## begin Dataset records

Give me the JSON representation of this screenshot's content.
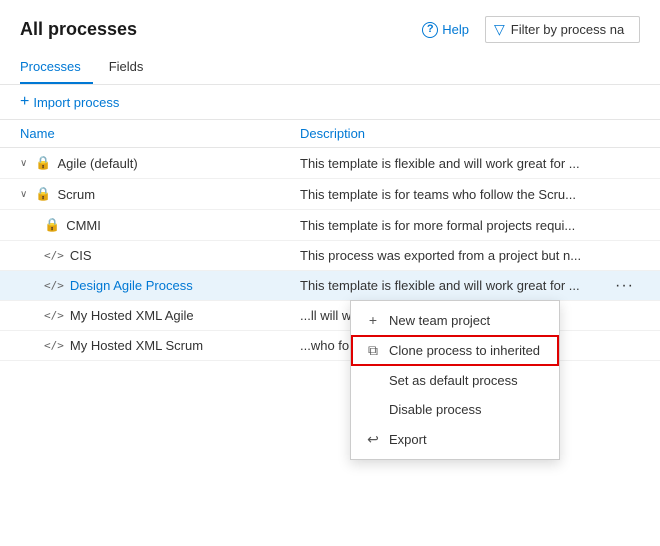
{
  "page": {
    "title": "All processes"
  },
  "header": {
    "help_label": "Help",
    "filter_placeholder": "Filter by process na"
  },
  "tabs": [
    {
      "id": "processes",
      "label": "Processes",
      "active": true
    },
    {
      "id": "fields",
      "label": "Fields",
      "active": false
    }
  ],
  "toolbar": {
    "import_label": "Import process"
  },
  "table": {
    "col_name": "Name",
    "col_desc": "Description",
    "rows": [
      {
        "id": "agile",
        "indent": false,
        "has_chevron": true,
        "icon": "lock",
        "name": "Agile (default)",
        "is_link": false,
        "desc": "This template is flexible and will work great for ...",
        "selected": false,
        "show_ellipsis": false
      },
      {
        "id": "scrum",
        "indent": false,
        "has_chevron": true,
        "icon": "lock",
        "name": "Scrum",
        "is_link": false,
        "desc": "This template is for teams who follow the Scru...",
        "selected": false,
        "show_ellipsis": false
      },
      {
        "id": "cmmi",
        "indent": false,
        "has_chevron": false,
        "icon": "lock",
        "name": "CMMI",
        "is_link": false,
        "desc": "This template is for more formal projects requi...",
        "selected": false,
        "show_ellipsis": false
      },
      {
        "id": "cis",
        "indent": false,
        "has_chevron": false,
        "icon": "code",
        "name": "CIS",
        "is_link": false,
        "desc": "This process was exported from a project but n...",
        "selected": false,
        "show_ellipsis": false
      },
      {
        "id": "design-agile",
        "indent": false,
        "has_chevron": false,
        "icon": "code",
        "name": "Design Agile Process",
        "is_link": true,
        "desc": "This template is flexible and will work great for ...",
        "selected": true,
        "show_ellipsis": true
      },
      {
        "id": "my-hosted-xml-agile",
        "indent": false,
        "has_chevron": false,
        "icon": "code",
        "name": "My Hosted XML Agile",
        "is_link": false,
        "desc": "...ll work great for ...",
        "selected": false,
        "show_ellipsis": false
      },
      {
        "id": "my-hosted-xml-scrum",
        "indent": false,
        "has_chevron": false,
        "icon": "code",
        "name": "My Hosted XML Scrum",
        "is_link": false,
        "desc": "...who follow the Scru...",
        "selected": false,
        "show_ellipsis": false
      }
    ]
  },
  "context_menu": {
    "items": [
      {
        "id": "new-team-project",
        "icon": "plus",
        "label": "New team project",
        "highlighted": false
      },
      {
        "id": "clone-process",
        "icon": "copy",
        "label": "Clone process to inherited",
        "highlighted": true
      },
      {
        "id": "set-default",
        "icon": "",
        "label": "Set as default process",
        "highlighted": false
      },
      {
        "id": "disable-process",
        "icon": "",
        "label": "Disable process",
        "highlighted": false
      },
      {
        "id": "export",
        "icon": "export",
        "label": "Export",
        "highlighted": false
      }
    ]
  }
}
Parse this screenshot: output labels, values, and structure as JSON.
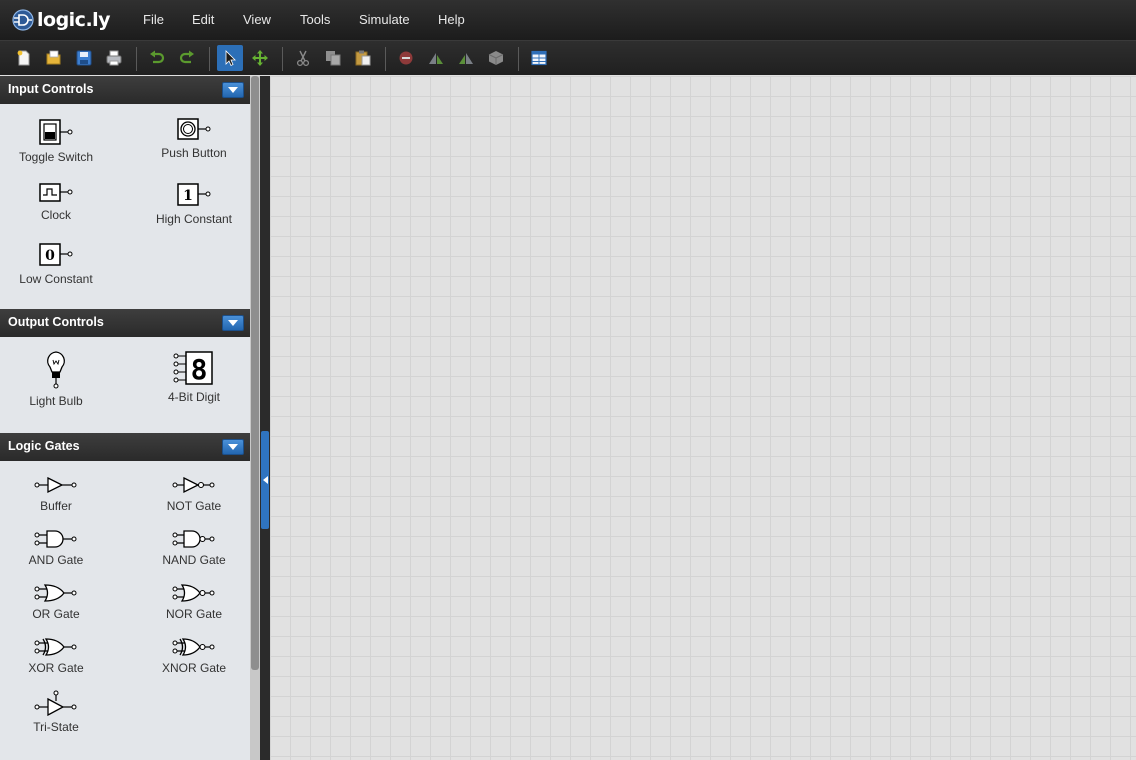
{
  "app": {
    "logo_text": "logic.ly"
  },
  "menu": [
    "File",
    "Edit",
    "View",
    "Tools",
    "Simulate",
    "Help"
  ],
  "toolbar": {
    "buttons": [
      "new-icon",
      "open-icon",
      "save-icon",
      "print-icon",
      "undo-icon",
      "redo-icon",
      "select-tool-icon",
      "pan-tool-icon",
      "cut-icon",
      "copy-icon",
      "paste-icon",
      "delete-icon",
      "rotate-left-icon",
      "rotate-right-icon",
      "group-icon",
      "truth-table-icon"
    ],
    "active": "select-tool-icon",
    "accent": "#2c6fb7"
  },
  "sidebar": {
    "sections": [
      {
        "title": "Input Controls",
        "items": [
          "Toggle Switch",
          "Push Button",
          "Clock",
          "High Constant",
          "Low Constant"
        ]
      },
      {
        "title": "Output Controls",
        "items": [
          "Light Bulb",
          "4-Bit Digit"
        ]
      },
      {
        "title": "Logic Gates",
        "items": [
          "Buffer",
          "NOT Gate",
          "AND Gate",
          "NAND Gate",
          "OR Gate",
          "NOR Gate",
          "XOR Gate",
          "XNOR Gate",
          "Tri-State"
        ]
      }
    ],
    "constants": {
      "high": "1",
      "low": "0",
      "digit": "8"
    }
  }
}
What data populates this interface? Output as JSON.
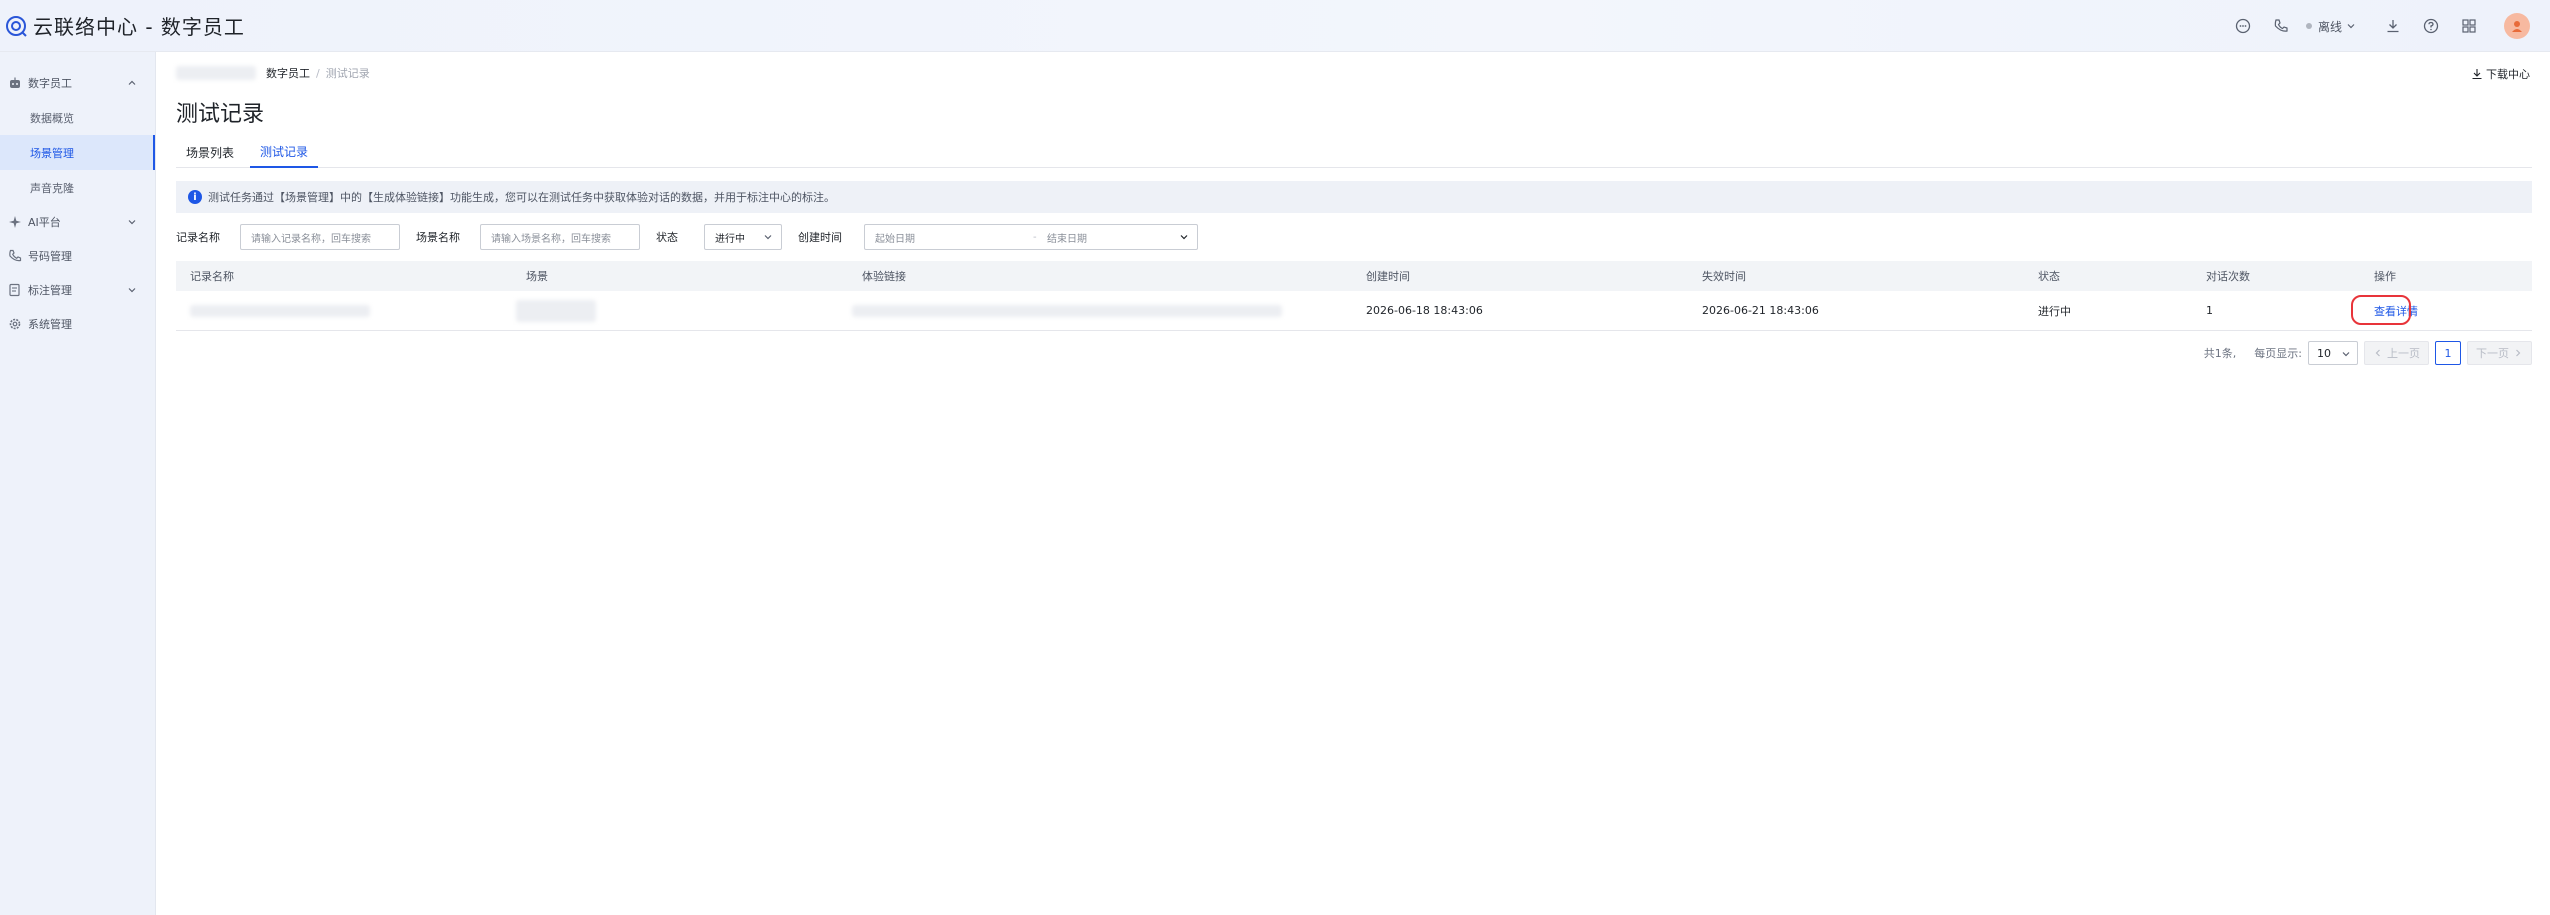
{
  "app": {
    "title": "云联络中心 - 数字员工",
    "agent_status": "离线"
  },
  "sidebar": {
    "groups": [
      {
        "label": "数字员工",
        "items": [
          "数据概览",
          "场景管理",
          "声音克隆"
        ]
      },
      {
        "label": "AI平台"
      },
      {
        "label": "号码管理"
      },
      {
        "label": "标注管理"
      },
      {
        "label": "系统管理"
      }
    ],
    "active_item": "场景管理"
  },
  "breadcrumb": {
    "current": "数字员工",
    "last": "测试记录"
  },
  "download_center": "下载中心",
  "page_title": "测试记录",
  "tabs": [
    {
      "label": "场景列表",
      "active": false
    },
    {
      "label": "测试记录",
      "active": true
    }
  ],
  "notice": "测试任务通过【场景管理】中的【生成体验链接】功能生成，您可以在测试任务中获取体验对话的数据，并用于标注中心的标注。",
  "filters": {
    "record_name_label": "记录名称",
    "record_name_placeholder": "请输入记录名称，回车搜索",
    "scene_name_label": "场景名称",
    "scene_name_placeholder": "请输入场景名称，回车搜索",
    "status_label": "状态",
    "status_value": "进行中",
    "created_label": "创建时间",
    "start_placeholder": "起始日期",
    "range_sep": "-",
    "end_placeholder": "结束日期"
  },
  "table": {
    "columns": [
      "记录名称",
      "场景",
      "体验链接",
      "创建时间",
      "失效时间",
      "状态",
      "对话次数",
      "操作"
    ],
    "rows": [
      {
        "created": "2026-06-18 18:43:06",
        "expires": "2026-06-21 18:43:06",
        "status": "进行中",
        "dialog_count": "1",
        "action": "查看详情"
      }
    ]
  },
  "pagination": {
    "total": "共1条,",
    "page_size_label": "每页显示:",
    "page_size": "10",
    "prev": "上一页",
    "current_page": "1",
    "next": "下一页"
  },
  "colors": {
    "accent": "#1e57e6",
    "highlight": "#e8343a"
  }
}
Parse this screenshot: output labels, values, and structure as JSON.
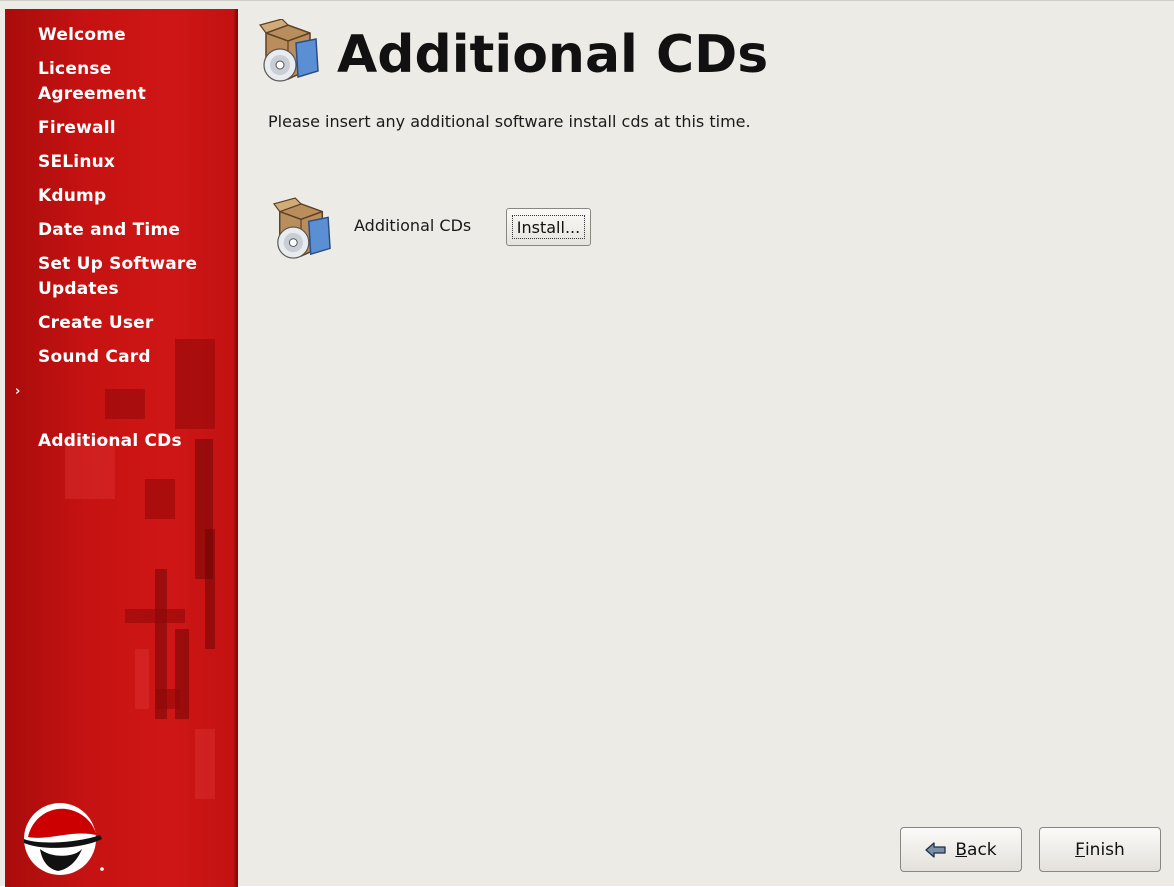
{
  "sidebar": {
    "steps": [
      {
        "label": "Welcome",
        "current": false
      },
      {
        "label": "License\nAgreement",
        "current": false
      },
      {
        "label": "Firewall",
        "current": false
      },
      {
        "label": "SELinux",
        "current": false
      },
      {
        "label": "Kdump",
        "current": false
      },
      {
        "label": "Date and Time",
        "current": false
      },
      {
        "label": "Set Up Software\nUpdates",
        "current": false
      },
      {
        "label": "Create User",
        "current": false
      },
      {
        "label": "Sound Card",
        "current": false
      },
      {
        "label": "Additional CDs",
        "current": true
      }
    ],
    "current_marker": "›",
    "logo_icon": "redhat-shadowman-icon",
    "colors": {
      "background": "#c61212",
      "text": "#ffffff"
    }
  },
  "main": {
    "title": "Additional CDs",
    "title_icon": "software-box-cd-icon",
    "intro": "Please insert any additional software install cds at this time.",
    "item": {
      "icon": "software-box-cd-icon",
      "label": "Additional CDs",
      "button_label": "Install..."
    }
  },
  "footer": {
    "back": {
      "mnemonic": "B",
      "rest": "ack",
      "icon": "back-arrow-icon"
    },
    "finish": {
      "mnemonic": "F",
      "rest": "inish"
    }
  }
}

## end Dataset records

What is needed:
Retype everything in the material word for word, minus pictures.

Answer for the task:
Give me the JSON representation of this screenshot's content.
{
  "page": {
    "title": "All processes"
  },
  "header": {
    "help_label": "Help",
    "filter_placeholder": "Filter by process na"
  },
  "tabs": [
    {
      "id": "processes",
      "label": "Processes",
      "active": true
    },
    {
      "id": "fields",
      "label": "Fields",
      "active": false
    }
  ],
  "toolbar": {
    "import_label": "Import process"
  },
  "table": {
    "col_name": "Name",
    "col_desc": "Description",
    "rows": [
      {
        "id": "agile",
        "indent": false,
        "has_chevron": true,
        "icon": "lock",
        "name": "Agile (default)",
        "is_link": false,
        "desc": "This template is flexible and will work great for ...",
        "selected": false,
        "show_ellipsis": false
      },
      {
        "id": "scrum",
        "indent": false,
        "has_chevron": true,
        "icon": "lock",
        "name": "Scrum",
        "is_link": false,
        "desc": "This template is for teams who follow the Scru...",
        "selected": false,
        "show_ellipsis": false
      },
      {
        "id": "cmmi",
        "indent": false,
        "has_chevron": false,
        "icon": "lock",
        "name": "CMMI",
        "is_link": false,
        "desc": "This template is for more formal projects requi...",
        "selected": false,
        "show_ellipsis": false
      },
      {
        "id": "cis",
        "indent": false,
        "has_chevron": false,
        "icon": "code",
        "name": "CIS",
        "is_link": false,
        "desc": "This process was exported from a project but n...",
        "selected": false,
        "show_ellipsis": false
      },
      {
        "id": "design-agile",
        "indent": false,
        "has_chevron": false,
        "icon": "code",
        "name": "Design Agile Process",
        "is_link": true,
        "desc": "This template is flexible and will work great for ...",
        "selected": true,
        "show_ellipsis": true
      },
      {
        "id": "my-hosted-xml-agile",
        "indent": false,
        "has_chevron": false,
        "icon": "code",
        "name": "My Hosted XML Agile",
        "is_link": false,
        "desc": "...ll work great for ...",
        "selected": false,
        "show_ellipsis": false
      },
      {
        "id": "my-hosted-xml-scrum",
        "indent": false,
        "has_chevron": false,
        "icon": "code",
        "name": "My Hosted XML Scrum",
        "is_link": false,
        "desc": "...who follow the Scru...",
        "selected": false,
        "show_ellipsis": false
      }
    ]
  },
  "context_menu": {
    "items": [
      {
        "id": "new-team-project",
        "icon": "plus",
        "label": "New team project",
        "highlighted": false
      },
      {
        "id": "clone-process",
        "icon": "copy",
        "label": "Clone process to inherited",
        "highlighted": true
      },
      {
        "id": "set-default",
        "icon": "",
        "label": "Set as default process",
        "highlighted": false
      },
      {
        "id": "disable-process",
        "icon": "",
        "label": "Disable process",
        "highlighted": false
      },
      {
        "id": "export",
        "icon": "export",
        "label": "Export",
        "highlighted": false
      }
    ]
  }
}
Parse this screenshot: output labels, values, and structure as JSON.
{
  "app": {
    "logo_text": "logic.ly"
  },
  "menu": [
    "File",
    "Edit",
    "View",
    "Tools",
    "Simulate",
    "Help"
  ],
  "toolbar": {
    "buttons": [
      "new-icon",
      "open-icon",
      "save-icon",
      "print-icon",
      "undo-icon",
      "redo-icon",
      "select-tool-icon",
      "pan-tool-icon",
      "cut-icon",
      "copy-icon",
      "paste-icon",
      "delete-icon",
      "rotate-left-icon",
      "rotate-right-icon",
      "group-icon",
      "truth-table-icon"
    ],
    "active": "select-tool-icon",
    "accent": "#2c6fb7"
  },
  "sidebar": {
    "sections": [
      {
        "title": "Input Controls",
        "items": [
          "Toggle Switch",
          "Push Button",
          "Clock",
          "High Constant",
          "Low Constant"
        ]
      },
      {
        "title": "Output Controls",
        "items": [
          "Light Bulb",
          "4-Bit Digit"
        ]
      },
      {
        "title": "Logic Gates",
        "items": [
          "Buffer",
          "NOT Gate",
          "AND Gate",
          "NAND Gate",
          "OR Gate",
          "NOR Gate",
          "XOR Gate",
          "XNOR Gate",
          "Tri-State"
        ]
      }
    ],
    "constants": {
      "high": "1",
      "low": "0",
      "digit": "8"
    }
  }
}
What data populates this interface? Output as JSON.
{
  "app": {
    "title": "云联络中心 - 数字员工",
    "agent_status": "离线"
  },
  "sidebar": {
    "groups": [
      {
        "label": "数字员工",
        "items": [
          "数据概览",
          "场景管理",
          "声音克隆"
        ]
      },
      {
        "label": "AI平台"
      },
      {
        "label": "号码管理"
      },
      {
        "label": "标注管理"
      },
      {
        "label": "系统管理"
      }
    ],
    "active_item": "场景管理"
  },
  "breadcrumb": {
    "current": "数字员工",
    "last": "测试记录"
  },
  "download_center": "下载中心",
  "page_title": "测试记录",
  "tabs": [
    {
      "label": "场景列表",
      "active": false
    },
    {
      "label": "测试记录",
      "active": true
    }
  ],
  "notice": "测试任务通过【场景管理】中的【生成体验链接】功能生成，您可以在测试任务中获取体验对话的数据，并用于标注中心的标注。",
  "filters": {
    "record_name_label": "记录名称",
    "record_name_placeholder": "请输入记录名称，回车搜索",
    "scene_name_label": "场景名称",
    "scene_name_placeholder": "请输入场景名称，回车搜索",
    "status_label": "状态",
    "status_value": "进行中",
    "created_label": "创建时间",
    "start_placeholder": "起始日期",
    "range_sep": "-",
    "end_placeholder": "结束日期"
  },
  "table": {
    "columns": [
      "记录名称",
      "场景",
      "体验链接",
      "创建时间",
      "失效时间",
      "状态",
      "对话次数",
      "操作"
    ],
    "rows": [
      {
        "created": "2026-06-18 18:43:06",
        "expires": "2026-06-21 18:43:06",
        "status": "进行中",
        "dialog_count": "1",
        "action": "查看详情"
      }
    ]
  },
  "pagination": {
    "total": "共1条,",
    "page_size_label": "每页显示:",
    "page_size": "10",
    "prev": "上一页",
    "current_page": "1",
    "next": "下一页"
  },
  "colors": {
    "accent": "#1e57e6",
    "highlight": "#e8343a"
  }
}
Parse this screenshot: output labels, values, and structure as JSON.
{
  "sidebar": {
    "steps": [
      {
        "label": "Welcome",
        "current": false
      },
      {
        "label": "License\nAgreement",
        "current": false
      },
      {
        "label": "Firewall",
        "current": false
      },
      {
        "label": "SELinux",
        "current": false
      },
      {
        "label": "Kdump",
        "current": false
      },
      {
        "label": "Date and Time",
        "current": false
      },
      {
        "label": "Set Up Software\nUpdates",
        "current": false
      },
      {
        "label": "Create User",
        "current": false
      },
      {
        "label": "Sound Card",
        "current": false
      },
      {
        "label": "Additional CDs",
        "current": true
      }
    ],
    "current_marker": "›",
    "logo_icon": "redhat-shadowman-icon",
    "colors": {
      "background": "#c61212",
      "text": "#ffffff"
    }
  },
  "main": {
    "title": "Additional CDs",
    "title_icon": "software-box-cd-icon",
    "intro": "Please insert any additional software install cds at this time.",
    "item": {
      "icon": "software-box-cd-icon",
      "label": "Additional CDs",
      "button_label": "Install..."
    }
  },
  "footer": {
    "back": {
      "mnemonic": "B",
      "rest": "ack",
      "icon": "back-arrow-icon"
    },
    "finish": {
      "mnemonic": "F",
      "rest": "inish"
    }
  }
}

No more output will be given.